- **Exercise directions**: Can you quote the records below in full, word for word?

>> start

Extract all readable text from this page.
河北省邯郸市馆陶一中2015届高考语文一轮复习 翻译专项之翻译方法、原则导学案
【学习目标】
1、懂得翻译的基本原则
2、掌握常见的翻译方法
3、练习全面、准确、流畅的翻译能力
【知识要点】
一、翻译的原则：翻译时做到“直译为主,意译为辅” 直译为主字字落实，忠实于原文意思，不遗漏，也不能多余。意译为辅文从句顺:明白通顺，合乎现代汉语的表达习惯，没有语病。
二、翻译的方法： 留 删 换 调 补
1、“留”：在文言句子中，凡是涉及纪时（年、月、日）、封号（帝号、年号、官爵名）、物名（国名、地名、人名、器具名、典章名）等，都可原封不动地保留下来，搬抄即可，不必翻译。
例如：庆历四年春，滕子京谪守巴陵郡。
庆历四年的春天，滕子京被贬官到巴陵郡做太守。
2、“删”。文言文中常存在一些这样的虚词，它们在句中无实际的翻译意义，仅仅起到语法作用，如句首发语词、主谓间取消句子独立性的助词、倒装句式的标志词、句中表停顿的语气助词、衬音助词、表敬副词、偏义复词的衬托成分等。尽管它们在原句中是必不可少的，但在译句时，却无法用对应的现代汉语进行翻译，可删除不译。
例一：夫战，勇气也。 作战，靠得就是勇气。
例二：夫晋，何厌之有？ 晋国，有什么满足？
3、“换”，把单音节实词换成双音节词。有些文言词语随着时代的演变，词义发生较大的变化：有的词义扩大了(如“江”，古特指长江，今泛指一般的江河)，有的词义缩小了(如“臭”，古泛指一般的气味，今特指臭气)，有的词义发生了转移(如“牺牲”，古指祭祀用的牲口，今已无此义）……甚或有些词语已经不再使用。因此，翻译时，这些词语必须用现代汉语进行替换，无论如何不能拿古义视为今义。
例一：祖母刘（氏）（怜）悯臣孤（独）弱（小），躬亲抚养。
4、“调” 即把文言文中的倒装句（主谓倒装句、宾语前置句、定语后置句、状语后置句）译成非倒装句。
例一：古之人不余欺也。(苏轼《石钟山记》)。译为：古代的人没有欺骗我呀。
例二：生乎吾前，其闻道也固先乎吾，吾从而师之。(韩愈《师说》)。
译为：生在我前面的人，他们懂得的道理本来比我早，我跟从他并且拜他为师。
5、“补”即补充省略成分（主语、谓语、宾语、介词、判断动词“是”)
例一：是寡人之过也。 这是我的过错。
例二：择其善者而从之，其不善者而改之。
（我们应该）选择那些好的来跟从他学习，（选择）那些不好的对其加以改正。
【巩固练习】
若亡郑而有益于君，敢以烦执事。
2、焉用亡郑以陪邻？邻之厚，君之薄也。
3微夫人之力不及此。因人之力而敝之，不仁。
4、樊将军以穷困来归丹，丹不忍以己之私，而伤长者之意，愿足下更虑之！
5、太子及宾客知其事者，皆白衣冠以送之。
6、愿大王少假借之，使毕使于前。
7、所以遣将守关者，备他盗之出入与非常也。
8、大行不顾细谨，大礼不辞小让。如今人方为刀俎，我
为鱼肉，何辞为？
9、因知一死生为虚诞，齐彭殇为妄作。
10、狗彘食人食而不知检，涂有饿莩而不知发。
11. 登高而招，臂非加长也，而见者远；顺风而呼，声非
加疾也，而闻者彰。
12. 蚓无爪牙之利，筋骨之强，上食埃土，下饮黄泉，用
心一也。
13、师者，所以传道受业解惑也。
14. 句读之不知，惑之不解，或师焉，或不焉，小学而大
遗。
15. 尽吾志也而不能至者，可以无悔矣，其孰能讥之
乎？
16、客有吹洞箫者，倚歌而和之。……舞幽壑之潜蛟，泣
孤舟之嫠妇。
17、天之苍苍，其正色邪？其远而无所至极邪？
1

>> end

- **Answer to this task**:
Extract all readable text from this page.
河北省邯郸市馆陶一中2015届高考语文一轮复习 翻译专项之翻译方法、原则导学案
【学习目标】
1、懂得翻译的基本原则
2、掌握常见的翻译方法
3、练习全面、准确、流畅的翻译能力
【知识要点】
一、翻译的原则：翻译时做到“直译为主,意译为辅” 直译为主字字落实，忠实于原文意思，不遗漏，也不能多余。意译为辅文从句顺:明白通顺，合乎现代汉语的表达习惯，没有语病。
二、翻译的方法： 留 删 换 调 补
1、“留”：在文言句子中，凡是涉及纪时（年、月、日）、封号（帝号、年号、官爵名）、物名（国名、地名、人名、器具名、典章名）等，都可原封不动地保留下来，搬抄即可，不必翻译。
例如：庆历四年春，滕子京谪守巴陵郡。
庆历四年的春天，滕子京被贬官到巴陵郡做太守。
2、“删”。文言文中常存在一些这样的虚词，它们在句中无实际的翻译意义，仅仅起到语法作用，如句首发语词、主谓间取消句子独立性的助词、倒装句式的标志词、句中表停顿的语气助词、衬音助词、表敬副词、偏义复词的衬托成分等。尽管它们在原句中是必不可少的，但在译句时，却无法用对应的现代汉语进行翻译，可删除不译。
例一：夫战，勇气也。 作战，靠得就是勇气。
例二：夫晋，何厌之有？ 晋国，有什么满足？
3、“换”，把单音节实词换成双音节词。有些文言词语随着时代的演变，词义发生较大的变化：有的词义扩大了(如“江”，古特指长江，今泛指一般的江河)，有的词义缩小了(如“臭”，古泛指一般的气味，今特指臭气)，有的词义发生了转移(如“牺牲”，古指祭祀用的牲口，今已无此义）……甚或有些词语已经不再使用。因此，翻译时，这些词语必须用现代汉语进行替换，无论如何不能拿古义视为今义。
例一：祖母刘（氏）（怜）悯臣孤（独）弱（小），躬亲抚养。
4、“调” 即把文言文中的倒装句（主谓倒装句、宾语前置句、定语后置句、状语后置句）译成非倒装句。
例一：古之人不余欺也。(苏轼《石钟山记》)。译为：古代的人没有欺骗我呀。
例二：生乎吾前，其闻道也固先乎吾，吾从而师之。(韩愈《师说》)。
译为：生在我前面的人，他们懂得的道理本来比我早，我跟从他并且拜他为师。
5、“补”即补充省略成分（主语、谓语、宾语、介词、判断动词“是”)
例一：是寡人之过也。 这是我的过错。
例二：择其善者而从之，其不善者而改之。
（我们应该）选择那些好的来跟从他学习，（选择）那些不好的对其加以改正。
【巩固练习】
若亡郑而有益于君，敢以烦执事。
2、焉用亡郑以陪邻？邻之厚，君之薄也。
3微夫人之力不及此。因人之力而敝之，不仁。
4、樊将军以穷困来归丹，丹不忍以己之私，而伤长者之意，愿足下更虑之！
5、太子及宾客知其事者，皆白衣冠以送之。
6、愿大王少假借之，使毕使于前。
7、所以遣将守关者，备他盗之出入与非常也。
8、大行不顾细谨，大礼不辞小让。如今人方为刀俎，我
为鱼肉，何辞为？
9、因知一死生为虚诞，齐彭殇为妄作。
10、狗彘食人食而不知检，涂有饿莩而不知发。
11. 登高而招，臂非加长也，而见者远；顺风而呼，声非
加疾也，而闻者彰。
12. 蚓无爪牙之利，筋骨之强，上食埃土，下饮黄泉，用
心一也。
13、师者，所以传道受业解惑也。
14. 句读之不知，惑之不解，或师焉，或不焉，小学而大
遗。
15. 尽吾志也而不能至者，可以无悔矣，其孰能讥之
乎？
16、客有吹洞箫者，倚歌而和之。……舞幽壑之潜蛟，泣
孤舟之嫠妇。
17、天之苍苍，其正色邪？其远而无所至极邪？
1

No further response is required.